BEGIN SUPPLIED RECORDS
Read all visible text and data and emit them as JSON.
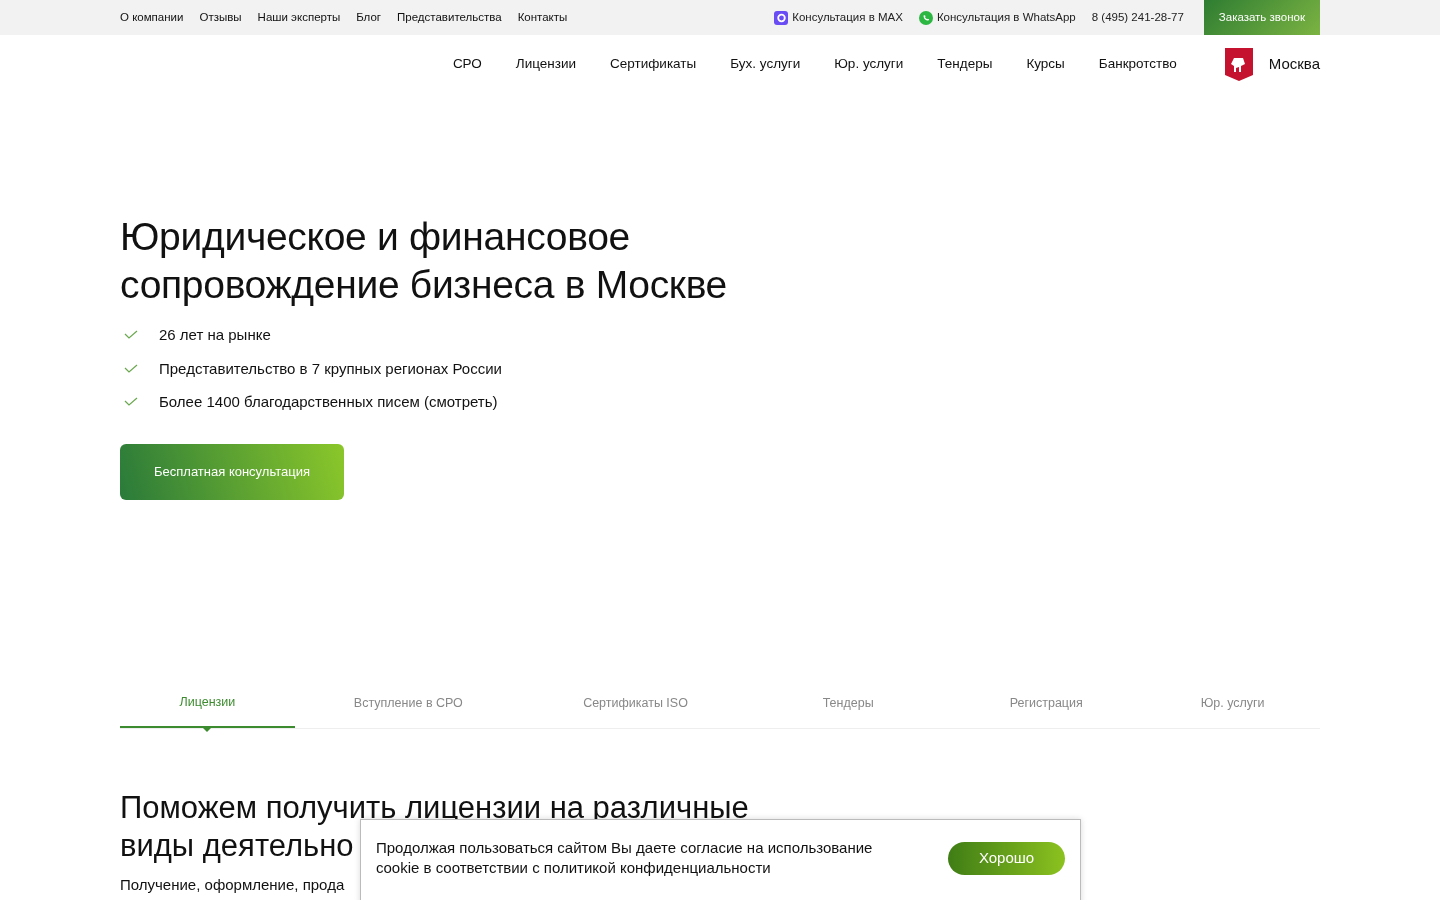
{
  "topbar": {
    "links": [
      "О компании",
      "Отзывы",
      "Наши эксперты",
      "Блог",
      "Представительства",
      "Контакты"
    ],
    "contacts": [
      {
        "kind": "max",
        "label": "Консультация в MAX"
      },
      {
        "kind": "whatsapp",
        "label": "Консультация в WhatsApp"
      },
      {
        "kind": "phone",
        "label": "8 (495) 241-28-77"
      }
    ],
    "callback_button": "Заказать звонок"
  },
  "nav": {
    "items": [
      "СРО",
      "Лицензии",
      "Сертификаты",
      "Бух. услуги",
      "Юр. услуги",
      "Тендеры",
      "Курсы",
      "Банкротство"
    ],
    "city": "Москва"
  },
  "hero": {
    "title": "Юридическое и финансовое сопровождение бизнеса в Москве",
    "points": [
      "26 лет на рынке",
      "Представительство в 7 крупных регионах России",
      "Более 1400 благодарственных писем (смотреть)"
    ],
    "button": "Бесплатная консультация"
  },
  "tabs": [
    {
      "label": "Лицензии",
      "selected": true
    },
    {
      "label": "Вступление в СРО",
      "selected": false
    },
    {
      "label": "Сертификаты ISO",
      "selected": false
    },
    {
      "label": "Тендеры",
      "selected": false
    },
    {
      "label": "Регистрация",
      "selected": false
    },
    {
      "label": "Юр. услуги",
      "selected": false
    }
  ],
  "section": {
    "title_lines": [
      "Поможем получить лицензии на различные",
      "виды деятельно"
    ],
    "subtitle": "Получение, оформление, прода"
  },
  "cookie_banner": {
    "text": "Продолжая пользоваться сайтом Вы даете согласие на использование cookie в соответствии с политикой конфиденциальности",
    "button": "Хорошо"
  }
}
END SUPPLIED RECORDS
■ STATED GOAL: Find how many lines in the listing hold "text", and reply with that number only.

■ FINISHED TASK: 2